[Records for the task]:
=====

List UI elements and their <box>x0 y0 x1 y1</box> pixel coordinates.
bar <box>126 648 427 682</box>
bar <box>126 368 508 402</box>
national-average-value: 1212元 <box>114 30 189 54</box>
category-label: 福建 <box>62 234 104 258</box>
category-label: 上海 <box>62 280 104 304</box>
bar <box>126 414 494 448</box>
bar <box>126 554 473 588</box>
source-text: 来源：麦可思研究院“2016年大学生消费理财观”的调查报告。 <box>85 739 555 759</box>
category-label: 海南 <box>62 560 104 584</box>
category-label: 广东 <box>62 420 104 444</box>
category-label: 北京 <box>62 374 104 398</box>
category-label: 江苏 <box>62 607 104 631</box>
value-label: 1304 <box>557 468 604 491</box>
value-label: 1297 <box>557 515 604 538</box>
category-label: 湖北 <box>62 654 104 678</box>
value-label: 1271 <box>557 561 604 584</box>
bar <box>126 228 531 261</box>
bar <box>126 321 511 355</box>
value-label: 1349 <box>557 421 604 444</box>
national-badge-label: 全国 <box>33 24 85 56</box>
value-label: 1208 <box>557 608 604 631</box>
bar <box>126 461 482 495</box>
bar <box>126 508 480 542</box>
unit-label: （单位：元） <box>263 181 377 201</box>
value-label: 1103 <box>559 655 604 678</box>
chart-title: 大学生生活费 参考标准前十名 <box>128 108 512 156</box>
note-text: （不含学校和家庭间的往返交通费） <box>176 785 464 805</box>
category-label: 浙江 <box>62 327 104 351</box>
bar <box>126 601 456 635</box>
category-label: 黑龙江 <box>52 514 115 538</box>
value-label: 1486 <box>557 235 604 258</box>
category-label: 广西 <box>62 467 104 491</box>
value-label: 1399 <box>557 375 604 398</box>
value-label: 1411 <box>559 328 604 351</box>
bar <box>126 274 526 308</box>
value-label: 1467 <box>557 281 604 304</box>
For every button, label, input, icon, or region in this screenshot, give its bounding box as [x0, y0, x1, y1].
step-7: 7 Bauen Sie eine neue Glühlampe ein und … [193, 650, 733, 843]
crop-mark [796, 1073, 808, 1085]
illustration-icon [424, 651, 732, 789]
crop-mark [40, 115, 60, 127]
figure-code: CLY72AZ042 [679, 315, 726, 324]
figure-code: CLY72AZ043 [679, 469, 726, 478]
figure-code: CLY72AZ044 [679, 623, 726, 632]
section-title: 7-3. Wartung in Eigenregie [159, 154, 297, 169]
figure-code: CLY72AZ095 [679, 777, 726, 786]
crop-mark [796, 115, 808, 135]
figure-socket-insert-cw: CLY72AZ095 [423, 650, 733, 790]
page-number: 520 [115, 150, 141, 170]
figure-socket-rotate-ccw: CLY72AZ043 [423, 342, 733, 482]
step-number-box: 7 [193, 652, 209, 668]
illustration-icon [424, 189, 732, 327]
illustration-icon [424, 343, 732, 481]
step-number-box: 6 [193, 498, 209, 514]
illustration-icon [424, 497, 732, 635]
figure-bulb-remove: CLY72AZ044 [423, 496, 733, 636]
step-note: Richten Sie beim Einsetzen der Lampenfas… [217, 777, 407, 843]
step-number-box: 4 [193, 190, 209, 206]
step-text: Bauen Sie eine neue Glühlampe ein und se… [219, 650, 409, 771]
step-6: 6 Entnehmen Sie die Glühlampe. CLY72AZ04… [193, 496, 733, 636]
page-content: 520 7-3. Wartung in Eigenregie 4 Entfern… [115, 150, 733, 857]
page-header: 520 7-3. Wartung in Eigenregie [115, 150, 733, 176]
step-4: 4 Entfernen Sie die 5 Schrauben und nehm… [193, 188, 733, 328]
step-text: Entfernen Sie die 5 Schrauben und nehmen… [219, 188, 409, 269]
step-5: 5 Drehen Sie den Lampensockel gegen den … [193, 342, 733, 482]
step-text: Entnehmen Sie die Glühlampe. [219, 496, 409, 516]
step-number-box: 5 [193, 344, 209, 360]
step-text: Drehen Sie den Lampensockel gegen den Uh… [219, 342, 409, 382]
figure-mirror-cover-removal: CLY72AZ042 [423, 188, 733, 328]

=====

[Problem]:
Show each line of the entries above that contains the string "title", copying every such line in full.

[Expected answer]:
chart-title: 大学生生活费 参考标准前十名 <box>128 108 512 156</box>
section-title: 7-3. Wartung in Eigenregie [159, 154, 297, 169]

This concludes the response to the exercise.